» Task to carry out
Return all lines in the material below that contain "this".

» Excerpted records
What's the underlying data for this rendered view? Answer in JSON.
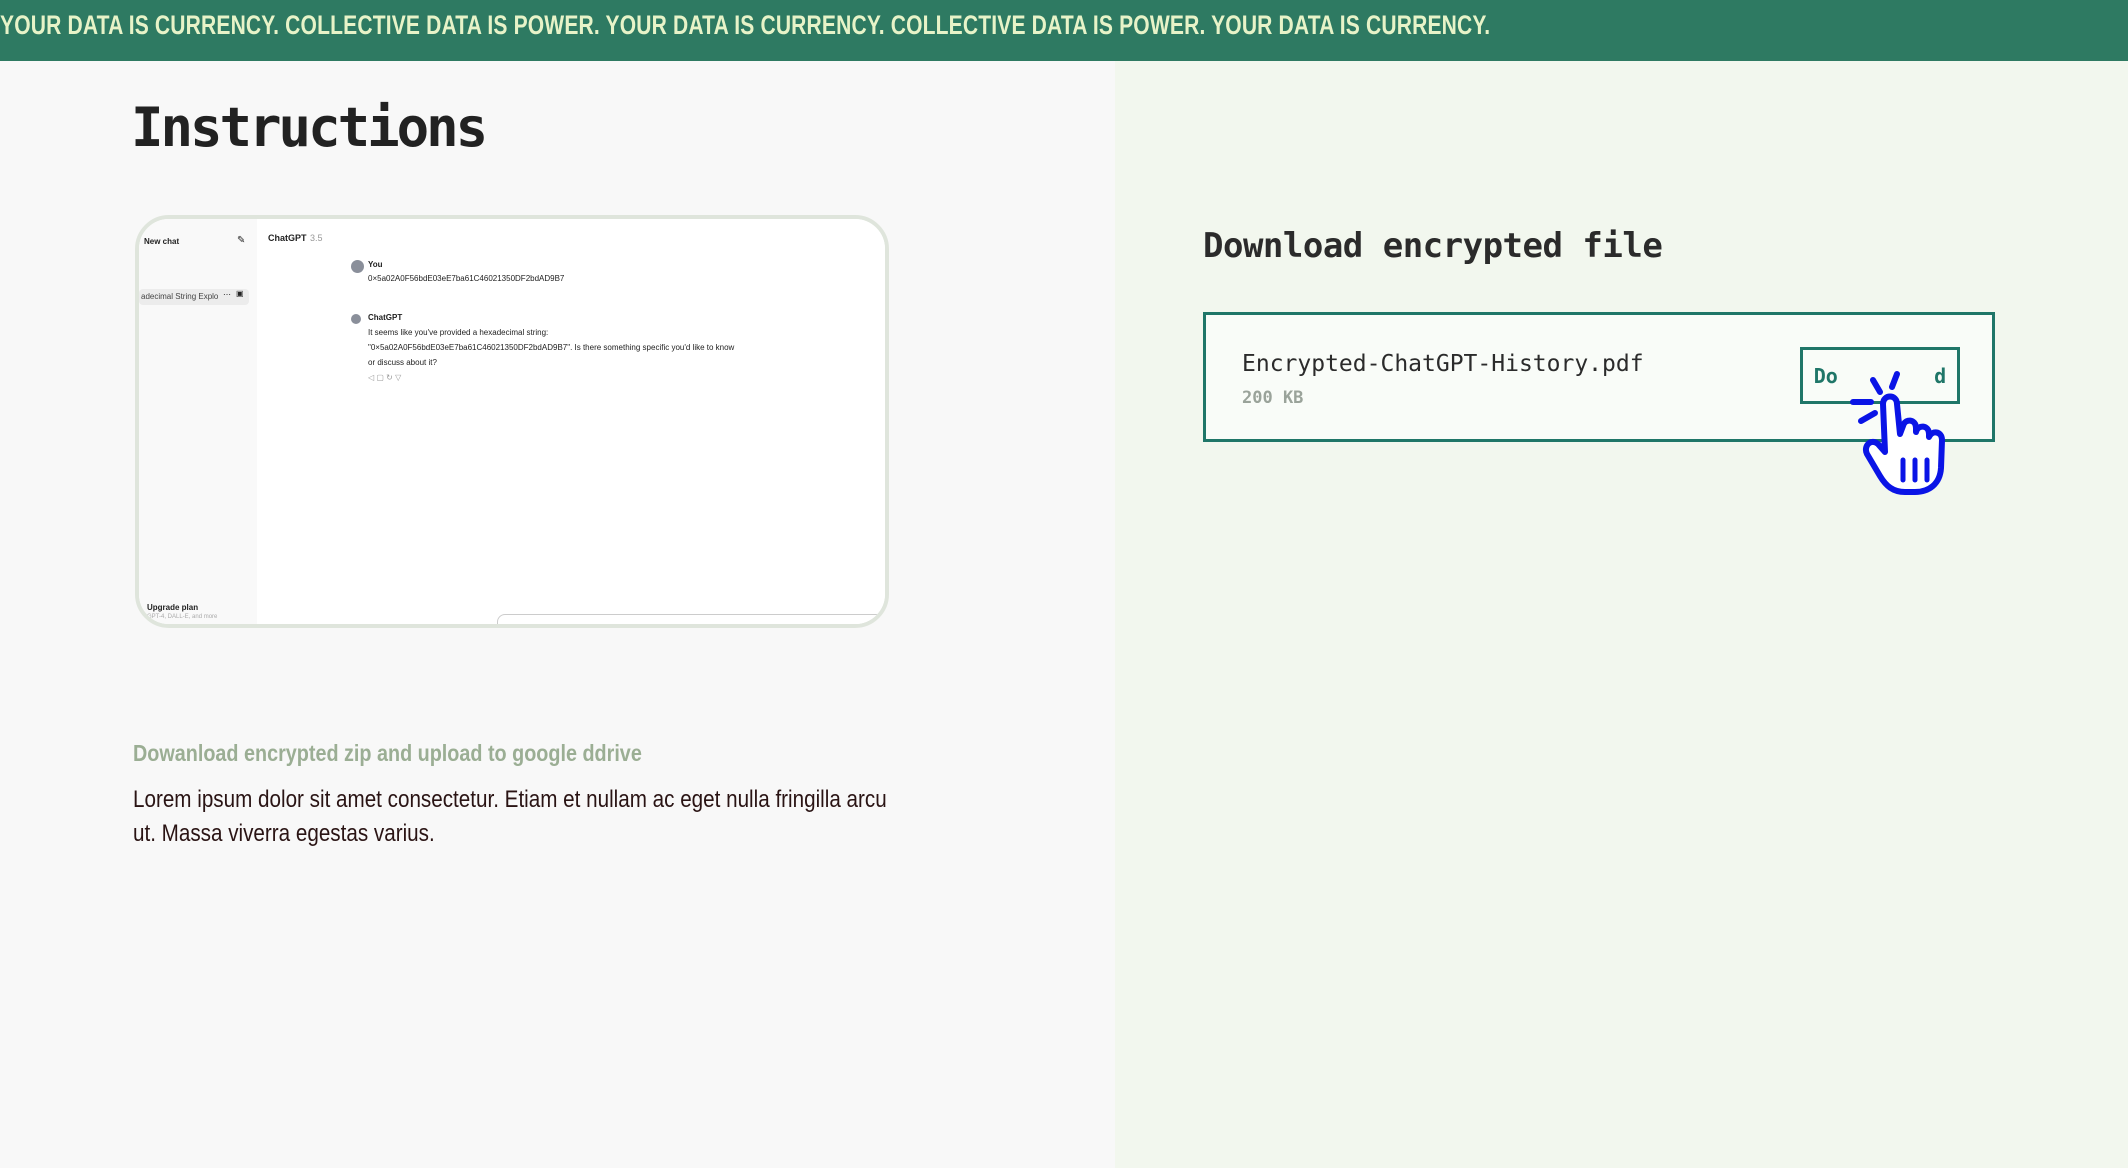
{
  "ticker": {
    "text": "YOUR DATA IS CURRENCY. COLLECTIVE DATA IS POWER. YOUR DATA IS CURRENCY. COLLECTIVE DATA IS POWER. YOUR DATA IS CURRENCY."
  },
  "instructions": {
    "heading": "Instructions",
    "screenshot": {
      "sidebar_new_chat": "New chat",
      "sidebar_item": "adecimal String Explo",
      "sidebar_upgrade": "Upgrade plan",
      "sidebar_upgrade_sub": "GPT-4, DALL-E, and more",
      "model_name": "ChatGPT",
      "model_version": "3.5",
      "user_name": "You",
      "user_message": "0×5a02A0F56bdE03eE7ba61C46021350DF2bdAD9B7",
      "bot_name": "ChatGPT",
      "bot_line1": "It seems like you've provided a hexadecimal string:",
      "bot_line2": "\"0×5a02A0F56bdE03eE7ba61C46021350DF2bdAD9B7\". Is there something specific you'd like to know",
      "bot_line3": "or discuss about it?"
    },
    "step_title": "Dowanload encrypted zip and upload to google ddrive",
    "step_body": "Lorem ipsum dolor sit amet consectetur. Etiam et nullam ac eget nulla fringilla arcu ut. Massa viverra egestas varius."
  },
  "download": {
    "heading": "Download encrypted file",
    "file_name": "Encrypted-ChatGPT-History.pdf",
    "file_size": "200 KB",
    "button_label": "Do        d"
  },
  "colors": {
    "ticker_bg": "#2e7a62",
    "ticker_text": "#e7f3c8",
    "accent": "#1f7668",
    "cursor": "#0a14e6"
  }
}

* * *

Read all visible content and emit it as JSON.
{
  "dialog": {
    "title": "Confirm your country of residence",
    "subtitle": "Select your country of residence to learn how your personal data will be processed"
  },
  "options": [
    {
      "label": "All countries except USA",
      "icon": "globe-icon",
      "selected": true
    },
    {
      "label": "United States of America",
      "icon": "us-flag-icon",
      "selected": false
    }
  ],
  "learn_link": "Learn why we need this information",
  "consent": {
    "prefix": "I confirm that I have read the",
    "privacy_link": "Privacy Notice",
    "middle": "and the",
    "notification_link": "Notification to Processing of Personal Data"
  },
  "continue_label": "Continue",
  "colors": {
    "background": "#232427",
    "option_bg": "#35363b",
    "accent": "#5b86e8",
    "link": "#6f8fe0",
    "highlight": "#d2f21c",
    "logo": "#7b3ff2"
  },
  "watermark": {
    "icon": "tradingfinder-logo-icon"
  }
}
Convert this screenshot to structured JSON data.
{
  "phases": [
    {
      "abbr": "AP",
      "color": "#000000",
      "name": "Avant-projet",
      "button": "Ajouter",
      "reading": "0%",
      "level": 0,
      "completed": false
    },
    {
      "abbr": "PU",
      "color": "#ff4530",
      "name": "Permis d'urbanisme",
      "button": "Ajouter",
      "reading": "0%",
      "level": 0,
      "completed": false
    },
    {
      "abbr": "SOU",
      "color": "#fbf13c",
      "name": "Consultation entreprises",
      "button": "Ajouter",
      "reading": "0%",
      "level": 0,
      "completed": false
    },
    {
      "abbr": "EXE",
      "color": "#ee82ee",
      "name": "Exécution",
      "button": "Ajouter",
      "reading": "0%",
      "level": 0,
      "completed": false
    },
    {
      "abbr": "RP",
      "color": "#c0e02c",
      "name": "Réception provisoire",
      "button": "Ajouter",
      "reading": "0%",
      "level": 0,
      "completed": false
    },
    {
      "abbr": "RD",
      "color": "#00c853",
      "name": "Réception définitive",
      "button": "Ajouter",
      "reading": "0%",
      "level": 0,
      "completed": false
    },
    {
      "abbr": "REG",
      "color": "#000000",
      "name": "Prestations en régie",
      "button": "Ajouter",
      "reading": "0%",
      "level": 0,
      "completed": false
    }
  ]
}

» Exercise output
What's the underlying data for this rendered view? Answer in JSON.
  "learn_link": "Learn why we need this information",
Convert this screenshot to structured JSON data.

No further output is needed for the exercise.